RAW DATA ::
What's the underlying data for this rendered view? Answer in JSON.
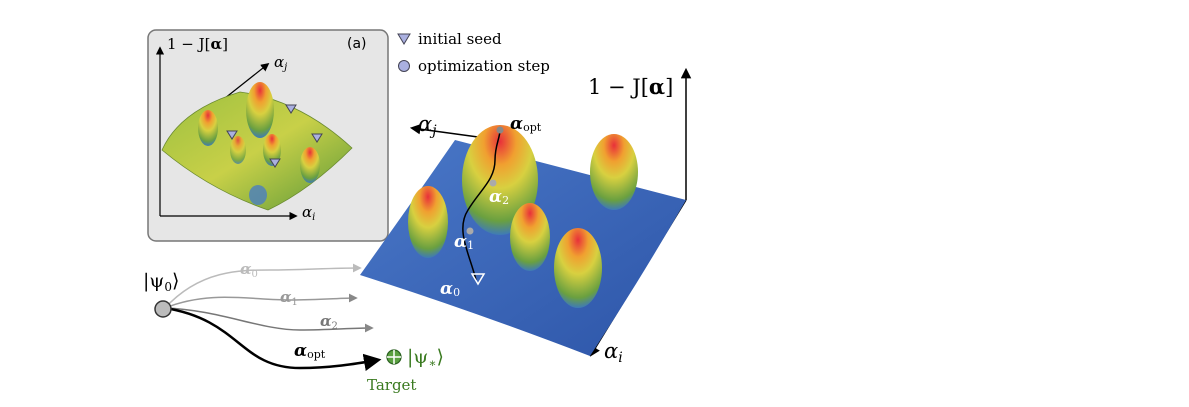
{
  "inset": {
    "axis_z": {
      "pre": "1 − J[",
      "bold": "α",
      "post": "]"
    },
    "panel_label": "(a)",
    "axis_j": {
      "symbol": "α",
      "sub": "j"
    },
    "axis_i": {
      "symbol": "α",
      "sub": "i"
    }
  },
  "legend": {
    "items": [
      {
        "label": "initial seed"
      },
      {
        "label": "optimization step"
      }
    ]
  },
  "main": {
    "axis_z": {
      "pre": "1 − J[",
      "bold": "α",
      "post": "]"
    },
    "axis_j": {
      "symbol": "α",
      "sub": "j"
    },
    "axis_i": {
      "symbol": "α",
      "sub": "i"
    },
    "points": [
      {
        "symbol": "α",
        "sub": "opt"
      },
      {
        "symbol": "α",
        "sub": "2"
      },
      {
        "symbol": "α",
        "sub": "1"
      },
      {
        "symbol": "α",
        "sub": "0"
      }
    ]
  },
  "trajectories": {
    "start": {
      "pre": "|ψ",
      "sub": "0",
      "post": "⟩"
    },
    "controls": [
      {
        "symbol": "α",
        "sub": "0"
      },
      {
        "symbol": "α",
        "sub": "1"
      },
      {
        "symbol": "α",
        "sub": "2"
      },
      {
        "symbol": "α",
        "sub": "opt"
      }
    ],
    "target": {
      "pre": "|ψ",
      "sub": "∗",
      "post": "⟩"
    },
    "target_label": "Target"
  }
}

TASK DIRECTIONS ::
Transcribe the records above verbatim. Do not carry over any picture.

SOLUTION TO THE EXERCISE ::
What's the underlying data for this rendered view? Answer in JSON.
{
  "inset": {
    "axis_z": {
      "pre": "1 − J[",
      "bold": "α",
      "post": "]"
    },
    "panel_label": "(a)",
    "axis_j": {
      "symbol": "α",
      "sub": "j"
    },
    "axis_i": {
      "symbol": "α",
      "sub": "i"
    }
  },
  "legend": {
    "items": [
      {
        "label": "initial seed"
      },
      {
        "label": "optimization step"
      }
    ]
  },
  "main": {
    "axis_z": {
      "pre": "1 − J[",
      "bold": "α",
      "post": "]"
    },
    "axis_j": {
      "symbol": "α",
      "sub": "j"
    },
    "axis_i": {
      "symbol": "α",
      "sub": "i"
    },
    "points": [
      {
        "symbol": "α",
        "sub": "opt"
      },
      {
        "symbol": "α",
        "sub": "2"
      },
      {
        "symbol": "α",
        "sub": "1"
      },
      {
        "symbol": "α",
        "sub": "0"
      }
    ]
  },
  "trajectories": {
    "start": {
      "pre": "|ψ",
      "sub": "0",
      "post": "⟩"
    },
    "controls": [
      {
        "symbol": "α",
        "sub": "0"
      },
      {
        "symbol": "α",
        "sub": "1"
      },
      {
        "symbol": "α",
        "sub": "2"
      },
      {
        "symbol": "α",
        "sub": "opt"
      }
    ],
    "target": {
      "pre": "|ψ",
      "sub": "∗",
      "post": "⟩"
    },
    "target_label": "Target"
  }
}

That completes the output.